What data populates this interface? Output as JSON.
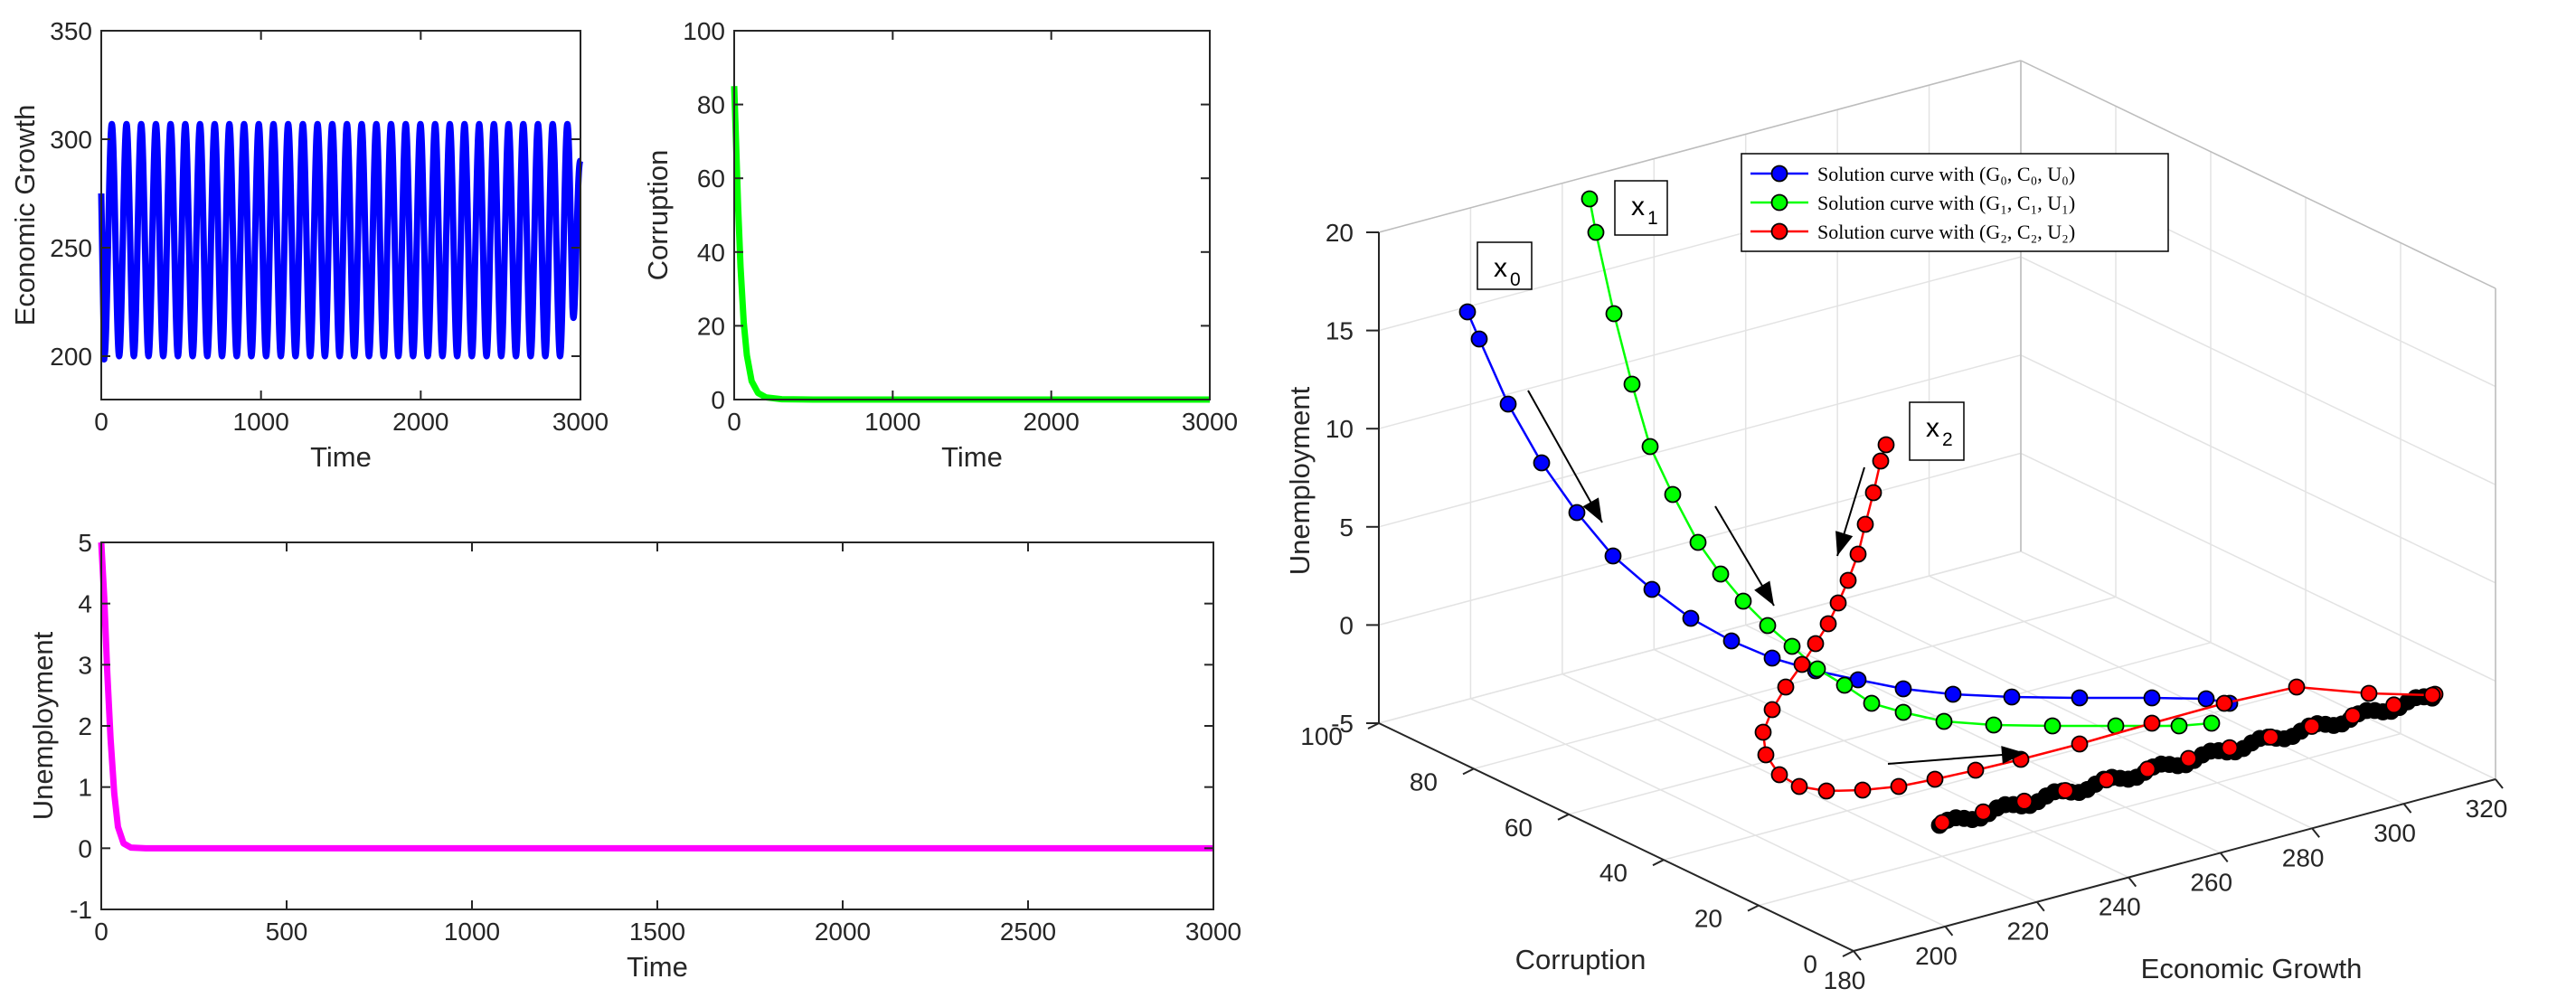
{
  "chart_data": [
    {
      "id": "growth",
      "type": "line",
      "title": "",
      "xlabel": "Time",
      "ylabel": "Economic Growth",
      "xlim": [
        0,
        3000
      ],
      "ylim": [
        180,
        350
      ],
      "xticks": [
        0,
        1000,
        2000,
        3000
      ],
      "yticks": [
        200,
        250,
        300,
        350
      ],
      "grid": false,
      "series": [
        {
          "color": "#0000ff",
          "line_width": 7,
          "oscillation": {
            "start": 275,
            "first_min": 190,
            "min": 200,
            "max": 307,
            "period": 92,
            "end": 290
          },
          "description_points": [
            [
              0,
              275
            ],
            [
              20,
              192
            ],
            [
              55,
              305
            ],
            [
              100,
              198
            ],
            [
              150,
              307
            ],
            [
              3000,
              290
            ]
          ]
        }
      ]
    },
    {
      "id": "corruption",
      "type": "line",
      "title": "",
      "xlabel": "Time",
      "ylabel": "Corruption",
      "xlim": [
        0,
        3000
      ],
      "ylim": [
        0,
        100
      ],
      "xticks": [
        0,
        1000,
        2000,
        3000
      ],
      "yticks": [
        0,
        20,
        40,
        60,
        80,
        100
      ],
      "grid": false,
      "series": [
        {
          "color": "#00ff00",
          "line_width": 7,
          "points": [
            [
              0,
              85
            ],
            [
              10,
              72
            ],
            [
              25,
              52
            ],
            [
              40,
              36
            ],
            [
              60,
              21
            ],
            [
              80,
              12
            ],
            [
              110,
              5
            ],
            [
              150,
              1.8
            ],
            [
              200,
              0.6
            ],
            [
              300,
              0.1
            ],
            [
              500,
              0
            ],
            [
              3000,
              0
            ]
          ]
        }
      ]
    },
    {
      "id": "unemployment",
      "type": "line",
      "title": "",
      "xlabel": "Time",
      "ylabel": "Unemployment",
      "xlim": [
        0,
        3000
      ],
      "ylim": [
        -1,
        5
      ],
      "xticks": [
        0,
        500,
        1000,
        1500,
        2000,
        2500,
        3000
      ],
      "yticks": [
        -1,
        0,
        1,
        2,
        3,
        4,
        5
      ],
      "grid": false,
      "series": [
        {
          "color": "#ff00ff",
          "line_width": 7,
          "points": [
            [
              0,
              5
            ],
            [
              8,
              4.1
            ],
            [
              16,
              2.9
            ],
            [
              25,
              1.8
            ],
            [
              35,
              0.9
            ],
            [
              45,
              0.35
            ],
            [
              60,
              0.08
            ],
            [
              80,
              0.01
            ],
            [
              120,
              0
            ],
            [
              3000,
              0
            ]
          ]
        }
      ]
    },
    {
      "id": "phase3d",
      "type": "line3d",
      "title": "",
      "xlabel": "Economic Growth",
      "ylabel": "Corruption",
      "zlabel": "Unemployment",
      "xlim": [
        180,
        320
      ],
      "ylim": [
        0,
        100
      ],
      "zlim": [
        -5,
        20
      ],
      "xticks": [
        180,
        200,
        220,
        240,
        260,
        280,
        300,
        320
      ],
      "yticks": [
        0,
        20,
        40,
        60,
        80,
        100
      ],
      "zticks": [
        -5,
        0,
        5,
        10,
        15,
        20
      ],
      "grid": true,
      "legend_position": "top-right",
      "legend": [
        {
          "label": "Solution curve with (G₀, C₀, U₀)",
          "color": "#0000ff"
        },
        {
          "label": "Solution curve with (G₁, C₁, U₁)",
          "color": "#00ff00"
        },
        {
          "label": "Solution curve with (G₂, C₂, U₂)",
          "color": "#ff0000"
        }
      ],
      "annotations": [
        {
          "text": "x",
          "sub": "0"
        },
        {
          "text": "x",
          "sub": "1"
        },
        {
          "text": "x",
          "sub": "2"
        }
      ],
      "series": [
        {
          "color": "#0000ff",
          "points_px": "blue"
        },
        {
          "color": "#00ff00",
          "points_px": "green"
        },
        {
          "color": "#ff0000",
          "points_px": "red"
        }
      ]
    }
  ]
}
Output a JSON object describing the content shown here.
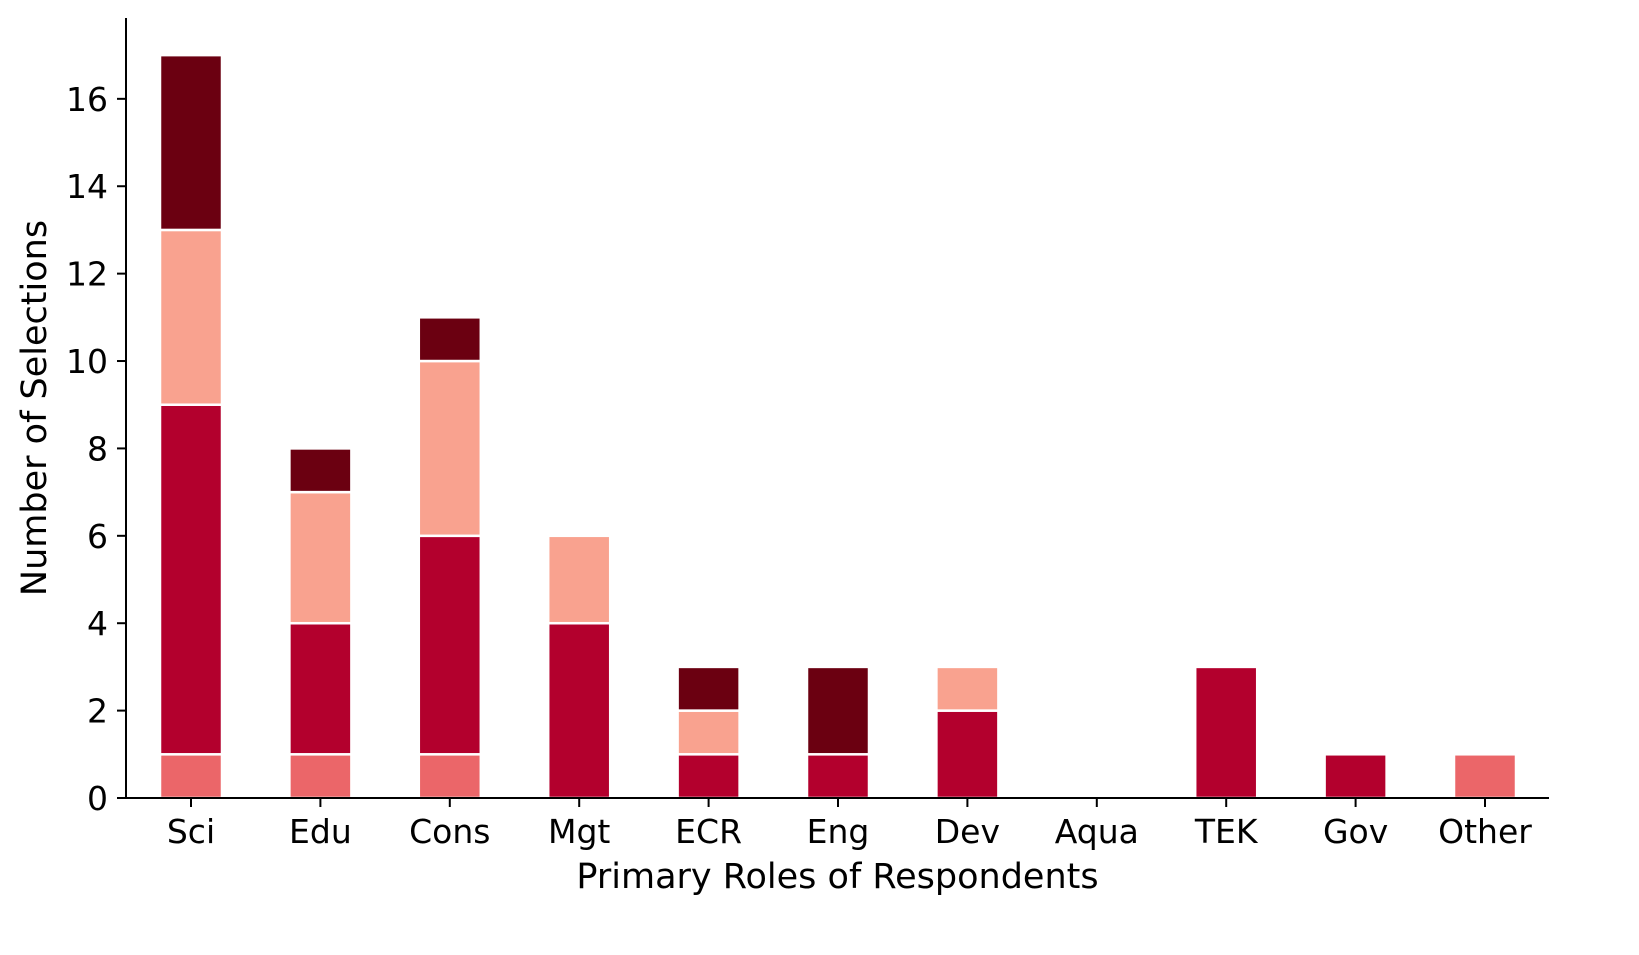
{
  "chart_data": {
    "type": "bar",
    "stacked": true,
    "categories": [
      "Sci",
      "Edu",
      "Cons",
      "Mgt",
      "ECR",
      "Eng",
      "Dev",
      "Aqua",
      "TEK",
      "Gov",
      "Other"
    ],
    "series": [
      {
        "color": "#eb6669",
        "values": [
          1,
          1,
          1,
          0,
          0,
          0,
          0,
          0,
          0,
          0,
          1
        ]
      },
      {
        "color": "#b3002d",
        "values": [
          8,
          3,
          5,
          4,
          1,
          1,
          2,
          0,
          3,
          1,
          0
        ]
      },
      {
        "color": "#f9a28f",
        "values": [
          4,
          3,
          4,
          2,
          1,
          0,
          1,
          0,
          0,
          0,
          0
        ]
      },
      {
        "color": "#6b0011",
        "values": [
          4,
          1,
          1,
          0,
          1,
          2,
          0,
          0,
          0,
          0,
          0
        ]
      }
    ],
    "xlabel": "Primary Roles of Respondents",
    "ylabel": "Number of Selections",
    "ylim": [
      0,
      17.85
    ],
    "yticks": [
      0,
      2,
      4,
      6,
      8,
      10,
      12,
      14,
      16
    ],
    "grid": false,
    "legend": "none"
  }
}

● **TO DO**: Strip out the images, then output the records above word for word.

● **OUTPUT OF THE EXERCISE**:
What data populates this interface? Output as JSON.
{
  "chart_data": [
    {
      "id": "growth",
      "type": "line",
      "title": "",
      "xlabel": "Time",
      "ylabel": "Economic Growth",
      "xlim": [
        0,
        3000
      ],
      "ylim": [
        180,
        350
      ],
      "xticks": [
        0,
        1000,
        2000,
        3000
      ],
      "yticks": [
        200,
        250,
        300,
        350
      ],
      "grid": false,
      "series": [
        {
          "color": "#0000ff",
          "line_width": 7,
          "oscillation": {
            "start": 275,
            "first_min": 190,
            "min": 200,
            "max": 307,
            "period": 92,
            "end": 290
          },
          "description_points": [
            [
              0,
              275
            ],
            [
              20,
              192
            ],
            [
              55,
              305
            ],
            [
              100,
              198
            ],
            [
              150,
              307
            ],
            [
              3000,
              290
            ]
          ]
        }
      ]
    },
    {
      "id": "corruption",
      "type": "line",
      "title": "",
      "xlabel": "Time",
      "ylabel": "Corruption",
      "xlim": [
        0,
        3000
      ],
      "ylim": [
        0,
        100
      ],
      "xticks": [
        0,
        1000,
        2000,
        3000
      ],
      "yticks": [
        0,
        20,
        40,
        60,
        80,
        100
      ],
      "grid": false,
      "series": [
        {
          "color": "#00ff00",
          "line_width": 7,
          "points": [
            [
              0,
              85
            ],
            [
              10,
              72
            ],
            [
              25,
              52
            ],
            [
              40,
              36
            ],
            [
              60,
              21
            ],
            [
              80,
              12
            ],
            [
              110,
              5
            ],
            [
              150,
              1.8
            ],
            [
              200,
              0.6
            ],
            [
              300,
              0.1
            ],
            [
              500,
              0
            ],
            [
              3000,
              0
            ]
          ]
        }
      ]
    },
    {
      "id": "unemployment",
      "type": "line",
      "title": "",
      "xlabel": "Time",
      "ylabel": "Unemployment",
      "xlim": [
        0,
        3000
      ],
      "ylim": [
        -1,
        5
      ],
      "xticks": [
        0,
        500,
        1000,
        1500,
        2000,
        2500,
        3000
      ],
      "yticks": [
        -1,
        0,
        1,
        2,
        3,
        4,
        5
      ],
      "grid": false,
      "series": [
        {
          "color": "#ff00ff",
          "line_width": 7,
          "points": [
            [
              0,
              5
            ],
            [
              8,
              4.1
            ],
            [
              16,
              2.9
            ],
            [
              25,
              1.8
            ],
            [
              35,
              0.9
            ],
            [
              45,
              0.35
            ],
            [
              60,
              0.08
            ],
            [
              80,
              0.01
            ],
            [
              120,
              0
            ],
            [
              3000,
              0
            ]
          ]
        }
      ]
    },
    {
      "id": "phase3d",
      "type": "line3d",
      "title": "",
      "xlabel": "Economic Growth",
      "ylabel": "Corruption",
      "zlabel": "Unemployment",
      "xlim": [
        180,
        320
      ],
      "ylim": [
        0,
        100
      ],
      "zlim": [
        -5,
        20
      ],
      "xticks": [
        180,
        200,
        220,
        240,
        260,
        280,
        300,
        320
      ],
      "yticks": [
        0,
        20,
        40,
        60,
        80,
        100
      ],
      "zticks": [
        -5,
        0,
        5,
        10,
        15,
        20
      ],
      "grid": true,
      "legend_position": "top-right",
      "legend": [
        {
          "label": "Solution curve with (G₀, C₀, U₀)",
          "color": "#0000ff"
        },
        {
          "label": "Solution curve with (G₁, C₁, U₁)",
          "color": "#00ff00"
        },
        {
          "label": "Solution curve with (G₂, C₂, U₂)",
          "color": "#ff0000"
        }
      ],
      "annotations": [
        {
          "text": "x",
          "sub": "0"
        },
        {
          "text": "x",
          "sub": "1"
        },
        {
          "text": "x",
          "sub": "2"
        }
      ],
      "series": [
        {
          "color": "#0000ff",
          "points_px": "blue"
        },
        {
          "color": "#00ff00",
          "points_px": "green"
        },
        {
          "color": "#ff0000",
          "points_px": "red"
        }
      ]
    }
  ]
}
Output a JSON object describing the content shown here.
{
  "chart_data": {
    "type": "bar",
    "stacked": true,
    "categories": [
      "Sci",
      "Edu",
      "Cons",
      "Mgt",
      "ECR",
      "Eng",
      "Dev",
      "Aqua",
      "TEK",
      "Gov",
      "Other"
    ],
    "series": [
      {
        "color": "#eb6669",
        "values": [
          1,
          1,
          1,
          0,
          0,
          0,
          0,
          0,
          0,
          0,
          1
        ]
      },
      {
        "color": "#b3002d",
        "values": [
          8,
          3,
          5,
          4,
          1,
          1,
          2,
          0,
          3,
          1,
          0
        ]
      },
      {
        "color": "#f9a28f",
        "values": [
          4,
          3,
          4,
          2,
          1,
          0,
          1,
          0,
          0,
          0,
          0
        ]
      },
      {
        "color": "#6b0011",
        "values": [
          4,
          1,
          1,
          0,
          1,
          2,
          0,
          0,
          0,
          0,
          0
        ]
      }
    ],
    "xlabel": "Primary Roles of Respondents",
    "ylabel": "Number of Selections",
    "ylim": [
      0,
      17.85
    ],
    "yticks": [
      0,
      2,
      4,
      6,
      8,
      10,
      12,
      14,
      16
    ],
    "grid": false,
    "legend": "none"
  }
}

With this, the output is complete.